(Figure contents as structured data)
* * * *

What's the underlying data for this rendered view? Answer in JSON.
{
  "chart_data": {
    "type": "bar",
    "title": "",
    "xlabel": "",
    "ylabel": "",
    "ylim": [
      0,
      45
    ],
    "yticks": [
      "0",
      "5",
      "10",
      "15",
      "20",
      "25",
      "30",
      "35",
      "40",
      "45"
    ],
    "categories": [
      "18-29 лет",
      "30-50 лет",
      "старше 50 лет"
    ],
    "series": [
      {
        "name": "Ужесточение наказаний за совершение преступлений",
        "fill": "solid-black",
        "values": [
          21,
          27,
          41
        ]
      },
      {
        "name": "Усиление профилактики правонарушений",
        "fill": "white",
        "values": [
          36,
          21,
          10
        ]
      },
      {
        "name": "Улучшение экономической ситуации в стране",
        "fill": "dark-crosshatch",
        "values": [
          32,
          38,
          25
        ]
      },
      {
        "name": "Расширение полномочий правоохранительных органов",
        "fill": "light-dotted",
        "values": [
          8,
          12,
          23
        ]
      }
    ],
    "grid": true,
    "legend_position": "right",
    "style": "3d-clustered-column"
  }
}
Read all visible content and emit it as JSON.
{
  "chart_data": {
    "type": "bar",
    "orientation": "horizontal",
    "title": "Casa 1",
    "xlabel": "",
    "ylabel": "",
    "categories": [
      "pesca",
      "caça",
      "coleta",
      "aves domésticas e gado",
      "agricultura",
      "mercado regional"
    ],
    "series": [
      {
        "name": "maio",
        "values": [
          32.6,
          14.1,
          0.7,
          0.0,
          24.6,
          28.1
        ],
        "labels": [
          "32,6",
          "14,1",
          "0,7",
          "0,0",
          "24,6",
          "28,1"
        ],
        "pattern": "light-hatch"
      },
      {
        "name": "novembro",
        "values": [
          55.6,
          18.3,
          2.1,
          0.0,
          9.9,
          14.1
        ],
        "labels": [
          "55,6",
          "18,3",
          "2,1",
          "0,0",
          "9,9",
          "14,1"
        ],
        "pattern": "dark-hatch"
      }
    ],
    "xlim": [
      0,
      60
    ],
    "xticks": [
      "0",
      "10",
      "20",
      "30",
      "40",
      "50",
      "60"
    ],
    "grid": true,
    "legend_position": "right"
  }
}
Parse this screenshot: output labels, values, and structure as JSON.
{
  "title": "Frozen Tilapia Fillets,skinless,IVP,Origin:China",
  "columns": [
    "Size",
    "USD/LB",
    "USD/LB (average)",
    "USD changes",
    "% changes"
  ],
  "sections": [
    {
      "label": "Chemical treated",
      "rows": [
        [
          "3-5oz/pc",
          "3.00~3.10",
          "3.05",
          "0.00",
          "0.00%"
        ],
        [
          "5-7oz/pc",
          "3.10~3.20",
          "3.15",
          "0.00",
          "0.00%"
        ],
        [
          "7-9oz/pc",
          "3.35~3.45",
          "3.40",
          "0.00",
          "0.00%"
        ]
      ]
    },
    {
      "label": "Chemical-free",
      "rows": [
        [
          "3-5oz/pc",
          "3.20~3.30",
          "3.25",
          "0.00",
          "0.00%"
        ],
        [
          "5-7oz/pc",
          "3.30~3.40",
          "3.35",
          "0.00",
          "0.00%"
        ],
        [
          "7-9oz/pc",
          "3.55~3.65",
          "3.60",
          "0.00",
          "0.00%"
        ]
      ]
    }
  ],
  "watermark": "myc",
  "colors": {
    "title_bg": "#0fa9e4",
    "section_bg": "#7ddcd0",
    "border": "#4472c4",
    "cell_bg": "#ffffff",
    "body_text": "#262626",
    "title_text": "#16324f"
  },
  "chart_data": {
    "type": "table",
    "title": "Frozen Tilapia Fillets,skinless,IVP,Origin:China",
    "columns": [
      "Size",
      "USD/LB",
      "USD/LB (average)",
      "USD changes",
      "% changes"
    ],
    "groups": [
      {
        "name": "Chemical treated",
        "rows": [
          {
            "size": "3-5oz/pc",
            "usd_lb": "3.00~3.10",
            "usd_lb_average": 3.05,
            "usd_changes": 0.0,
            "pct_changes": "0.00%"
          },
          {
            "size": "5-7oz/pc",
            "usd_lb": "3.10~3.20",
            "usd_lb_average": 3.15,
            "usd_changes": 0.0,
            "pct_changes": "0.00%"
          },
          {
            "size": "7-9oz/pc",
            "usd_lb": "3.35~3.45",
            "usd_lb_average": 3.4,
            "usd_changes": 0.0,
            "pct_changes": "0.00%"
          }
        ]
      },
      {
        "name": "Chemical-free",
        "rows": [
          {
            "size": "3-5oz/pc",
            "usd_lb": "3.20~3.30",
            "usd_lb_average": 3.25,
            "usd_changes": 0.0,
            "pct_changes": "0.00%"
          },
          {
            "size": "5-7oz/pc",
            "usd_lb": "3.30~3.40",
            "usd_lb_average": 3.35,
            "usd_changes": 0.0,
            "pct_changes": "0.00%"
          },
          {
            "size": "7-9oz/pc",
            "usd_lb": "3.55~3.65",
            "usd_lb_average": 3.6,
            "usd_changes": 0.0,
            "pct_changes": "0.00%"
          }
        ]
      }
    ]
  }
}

* * * *

What you have to do:
Copy all the lines above that hold the string "treated".

Reply to the task:
      "label": "Chemical treated",
        "name": "Chemical treated",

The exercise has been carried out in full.